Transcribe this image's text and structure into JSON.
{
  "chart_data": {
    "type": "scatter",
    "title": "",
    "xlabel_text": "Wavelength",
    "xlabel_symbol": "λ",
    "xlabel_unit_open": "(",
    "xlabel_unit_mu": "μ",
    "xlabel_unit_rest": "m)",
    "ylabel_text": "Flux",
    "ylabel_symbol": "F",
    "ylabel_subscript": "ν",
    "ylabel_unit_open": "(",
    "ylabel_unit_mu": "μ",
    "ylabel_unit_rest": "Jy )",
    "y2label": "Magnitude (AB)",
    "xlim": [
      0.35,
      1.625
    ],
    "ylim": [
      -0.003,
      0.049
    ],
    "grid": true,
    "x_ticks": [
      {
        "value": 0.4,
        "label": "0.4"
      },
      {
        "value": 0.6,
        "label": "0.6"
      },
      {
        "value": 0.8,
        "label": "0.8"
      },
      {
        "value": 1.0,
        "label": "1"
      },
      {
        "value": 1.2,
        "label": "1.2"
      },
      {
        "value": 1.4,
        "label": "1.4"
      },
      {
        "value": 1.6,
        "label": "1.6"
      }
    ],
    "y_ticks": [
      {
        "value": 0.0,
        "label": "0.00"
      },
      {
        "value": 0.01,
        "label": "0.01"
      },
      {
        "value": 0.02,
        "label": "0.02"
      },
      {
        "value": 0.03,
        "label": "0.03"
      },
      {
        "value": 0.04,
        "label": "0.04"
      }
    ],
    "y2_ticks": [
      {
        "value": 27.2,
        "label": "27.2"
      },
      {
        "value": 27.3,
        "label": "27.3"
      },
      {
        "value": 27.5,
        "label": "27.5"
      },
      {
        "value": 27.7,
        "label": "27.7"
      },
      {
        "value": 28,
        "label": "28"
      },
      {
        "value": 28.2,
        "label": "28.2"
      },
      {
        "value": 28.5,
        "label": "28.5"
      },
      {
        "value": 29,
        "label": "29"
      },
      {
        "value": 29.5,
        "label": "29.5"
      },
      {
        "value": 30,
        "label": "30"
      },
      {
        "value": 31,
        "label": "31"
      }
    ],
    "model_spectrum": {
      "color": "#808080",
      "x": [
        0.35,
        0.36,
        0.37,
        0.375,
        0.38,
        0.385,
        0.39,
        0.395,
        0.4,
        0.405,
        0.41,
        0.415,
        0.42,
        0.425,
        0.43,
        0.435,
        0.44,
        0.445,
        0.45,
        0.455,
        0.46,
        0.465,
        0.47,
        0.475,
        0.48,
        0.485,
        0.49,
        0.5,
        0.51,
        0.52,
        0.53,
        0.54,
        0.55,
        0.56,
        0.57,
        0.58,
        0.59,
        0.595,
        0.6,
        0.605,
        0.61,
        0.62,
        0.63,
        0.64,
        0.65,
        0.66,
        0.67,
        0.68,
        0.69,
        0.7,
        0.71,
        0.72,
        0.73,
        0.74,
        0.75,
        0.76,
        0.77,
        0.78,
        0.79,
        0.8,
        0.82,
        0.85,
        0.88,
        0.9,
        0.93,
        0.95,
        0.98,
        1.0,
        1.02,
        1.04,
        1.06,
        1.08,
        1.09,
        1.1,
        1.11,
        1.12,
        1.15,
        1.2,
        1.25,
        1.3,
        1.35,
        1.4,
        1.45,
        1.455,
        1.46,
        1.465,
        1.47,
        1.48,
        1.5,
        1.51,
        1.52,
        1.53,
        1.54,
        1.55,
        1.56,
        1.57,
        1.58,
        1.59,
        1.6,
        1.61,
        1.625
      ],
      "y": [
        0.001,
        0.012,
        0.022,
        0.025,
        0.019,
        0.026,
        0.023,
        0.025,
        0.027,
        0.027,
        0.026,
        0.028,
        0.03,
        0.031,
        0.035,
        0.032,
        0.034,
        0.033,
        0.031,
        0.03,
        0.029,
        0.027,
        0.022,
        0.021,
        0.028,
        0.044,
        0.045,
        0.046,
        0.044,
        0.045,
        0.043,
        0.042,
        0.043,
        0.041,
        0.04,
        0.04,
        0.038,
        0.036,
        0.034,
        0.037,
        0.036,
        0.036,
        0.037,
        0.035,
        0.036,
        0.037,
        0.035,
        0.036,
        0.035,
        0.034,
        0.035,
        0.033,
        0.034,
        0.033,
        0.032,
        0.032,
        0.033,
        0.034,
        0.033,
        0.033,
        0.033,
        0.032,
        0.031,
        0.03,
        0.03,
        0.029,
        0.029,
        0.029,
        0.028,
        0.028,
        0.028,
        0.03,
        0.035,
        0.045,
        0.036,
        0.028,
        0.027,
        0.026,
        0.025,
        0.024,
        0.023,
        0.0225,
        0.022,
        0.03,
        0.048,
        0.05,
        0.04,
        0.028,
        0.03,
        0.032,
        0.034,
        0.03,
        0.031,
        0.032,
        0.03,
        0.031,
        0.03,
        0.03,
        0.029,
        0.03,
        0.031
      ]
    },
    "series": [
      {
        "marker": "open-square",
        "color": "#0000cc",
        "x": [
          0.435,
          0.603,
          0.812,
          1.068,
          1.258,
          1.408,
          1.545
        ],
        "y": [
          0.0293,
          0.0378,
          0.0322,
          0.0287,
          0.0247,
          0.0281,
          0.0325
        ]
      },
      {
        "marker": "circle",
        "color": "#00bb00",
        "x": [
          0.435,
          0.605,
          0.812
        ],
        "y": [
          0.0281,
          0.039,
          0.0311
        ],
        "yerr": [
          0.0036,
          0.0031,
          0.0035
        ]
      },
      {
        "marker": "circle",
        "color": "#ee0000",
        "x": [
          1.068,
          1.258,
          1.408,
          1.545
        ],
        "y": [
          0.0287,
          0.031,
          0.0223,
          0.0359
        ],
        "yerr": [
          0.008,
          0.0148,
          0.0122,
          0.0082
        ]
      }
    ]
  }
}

···

— What to work on —
Return the whole listing exactly, with every line included.

— Solution to this exercise —
Transcribe this image's text and structure into JSON.
{
  "chart_data": {
    "type": "scatter",
    "title": "",
    "xlabel_text": "Wavelength",
    "xlabel_symbol": "λ",
    "xlabel_unit_open": "(",
    "xlabel_unit_mu": "μ",
    "xlabel_unit_rest": "m)",
    "ylabel_text": "Flux",
    "ylabel_symbol": "F",
    "ylabel_subscript": "ν",
    "ylabel_unit_open": "(",
    "ylabel_unit_mu": "μ",
    "ylabel_unit_rest": "Jy )",
    "y2label": "Magnitude (AB)",
    "xlim": [
      0.35,
      1.625
    ],
    "ylim": [
      -0.003,
      0.049
    ],
    "grid": true,
    "x_ticks": [
      {
        "value": 0.4,
        "label": "0.4"
      },
      {
        "value": 0.6,
        "label": "0.6"
      },
      {
        "value": 0.8,
        "label": "0.8"
      },
      {
        "value": 1.0,
        "label": "1"
      },
      {
        "value": 1.2,
        "label": "1.2"
      },
      {
        "value": 1.4,
        "label": "1.4"
      },
      {
        "value": 1.6,
        "label": "1.6"
      }
    ],
    "y_ticks": [
      {
        "value": 0.0,
        "label": "0.00"
      },
      {
        "value": 0.01,
        "label": "0.01"
      },
      {
        "value": 0.02,
        "label": "0.02"
      },
      {
        "value": 0.03,
        "label": "0.03"
      },
      {
        "value": 0.04,
        "label": "0.04"
      }
    ],
    "y2_ticks": [
      {
        "value": 27.2,
        "label": "27.2"
      },
      {
        "value": 27.3,
        "label": "27.3"
      },
      {
        "value": 27.5,
        "label": "27.5"
      },
      {
        "value": 27.7,
        "label": "27.7"
      },
      {
        "value": 28,
        "label": "28"
      },
      {
        "value": 28.2,
        "label": "28.2"
      },
      {
        "value": 28.5,
        "label": "28.5"
      },
      {
        "value": 29,
        "label": "29"
      },
      {
        "value": 29.5,
        "label": "29.5"
      },
      {
        "value": 30,
        "label": "30"
      },
      {
        "value": 31,
        "label": "31"
      }
    ],
    "model_spectrum": {
      "color": "#808080",
      "x": [
        0.35,
        0.36,
        0.37,
        0.375,
        0.38,
        0.385,
        0.39,
        0.395,
        0.4,
        0.405,
        0.41,
        0.415,
        0.42,
        0.425,
        0.43,
        0.435,
        0.44,
        0.445,
        0.45,
        0.455,
        0.46,
        0.465,
        0.47,
        0.475,
        0.48,
        0.485,
        0.49,
        0.5,
        0.51,
        0.52,
        0.53,
        0.54,
        0.55,
        0.56,
        0.57,
        0.58,
        0.59,
        0.595,
        0.6,
        0.605,
        0.61,
        0.62,
        0.63,
        0.64,
        0.65,
        0.66,
        0.67,
        0.68,
        0.69,
        0.7,
        0.71,
        0.72,
        0.73,
        0.74,
        0.75,
        0.76,
        0.77,
        0.78,
        0.79,
        0.8,
        0.82,
        0.85,
        0.88,
        0.9,
        0.93,
        0.95,
        0.98,
        1.0,
        1.02,
        1.04,
        1.06,
        1.08,
        1.09,
        1.1,
        1.11,
        1.12,
        1.15,
        1.2,
        1.25,
        1.3,
        1.35,
        1.4,
        1.45,
        1.455,
        1.46,
        1.465,
        1.47,
        1.48,
        1.5,
        1.51,
        1.52,
        1.53,
        1.54,
        1.55,
        1.56,
        1.57,
        1.58,
        1.59,
        1.6,
        1.61,
        1.625
      ],
      "y": [
        0.001,
        0.012,
        0.022,
        0.025,
        0.019,
        0.026,
        0.023,
        0.025,
        0.027,
        0.027,
        0.026,
        0.028,
        0.03,
        0.031,
        0.035,
        0.032,
        0.034,
        0.033,
        0.031,
        0.03,
        0.029,
        0.027,
        0.022,
        0.021,
        0.028,
        0.044,
        0.045,
        0.046,
        0.044,
        0.045,
        0.043,
        0.042,
        0.043,
        0.041,
        0.04,
        0.04,
        0.038,
        0.036,
        0.034,
        0.037,
        0.036,
        0.036,
        0.037,
        0.035,
        0.036,
        0.037,
        0.035,
        0.036,
        0.035,
        0.034,
        0.035,
        0.033,
        0.034,
        0.033,
        0.032,
        0.032,
        0.033,
        0.034,
        0.033,
        0.033,
        0.033,
        0.032,
        0.031,
        0.03,
        0.03,
        0.029,
        0.029,
        0.029,
        0.028,
        0.028,
        0.028,
        0.03,
        0.035,
        0.045,
        0.036,
        0.028,
        0.027,
        0.026,
        0.025,
        0.024,
        0.023,
        0.0225,
        0.022,
        0.03,
        0.048,
        0.05,
        0.04,
        0.028,
        0.03,
        0.032,
        0.034,
        0.03,
        0.031,
        0.032,
        0.03,
        0.031,
        0.03,
        0.03,
        0.029,
        0.03,
        0.031
      ]
    },
    "series": [
      {
        "marker": "open-square",
        "color": "#0000cc",
        "x": [
          0.435,
          0.603,
          0.812,
          1.068,
          1.258,
          1.408,
          1.545
        ],
        "y": [
          0.0293,
          0.0378,
          0.0322,
          0.0287,
          0.0247,
          0.0281,
          0.0325
        ]
      },
      {
        "marker": "circle",
        "color": "#00bb00",
        "x": [
          0.435,
          0.605,
          0.812
        ],
        "y": [
          0.0281,
          0.039,
          0.0311
        ],
        "yerr": [
          0.0036,
          0.0031,
          0.0035
        ]
      },
      {
        "marker": "circle",
        "color": "#ee0000",
        "x": [
          1.068,
          1.258,
          1.408,
          1.545
        ],
        "y": [
          0.0287,
          0.031,
          0.0223,
          0.0359
        ],
        "yerr": [
          0.008,
          0.0148,
          0.0122,
          0.0082
        ]
      }
    ]
  }
}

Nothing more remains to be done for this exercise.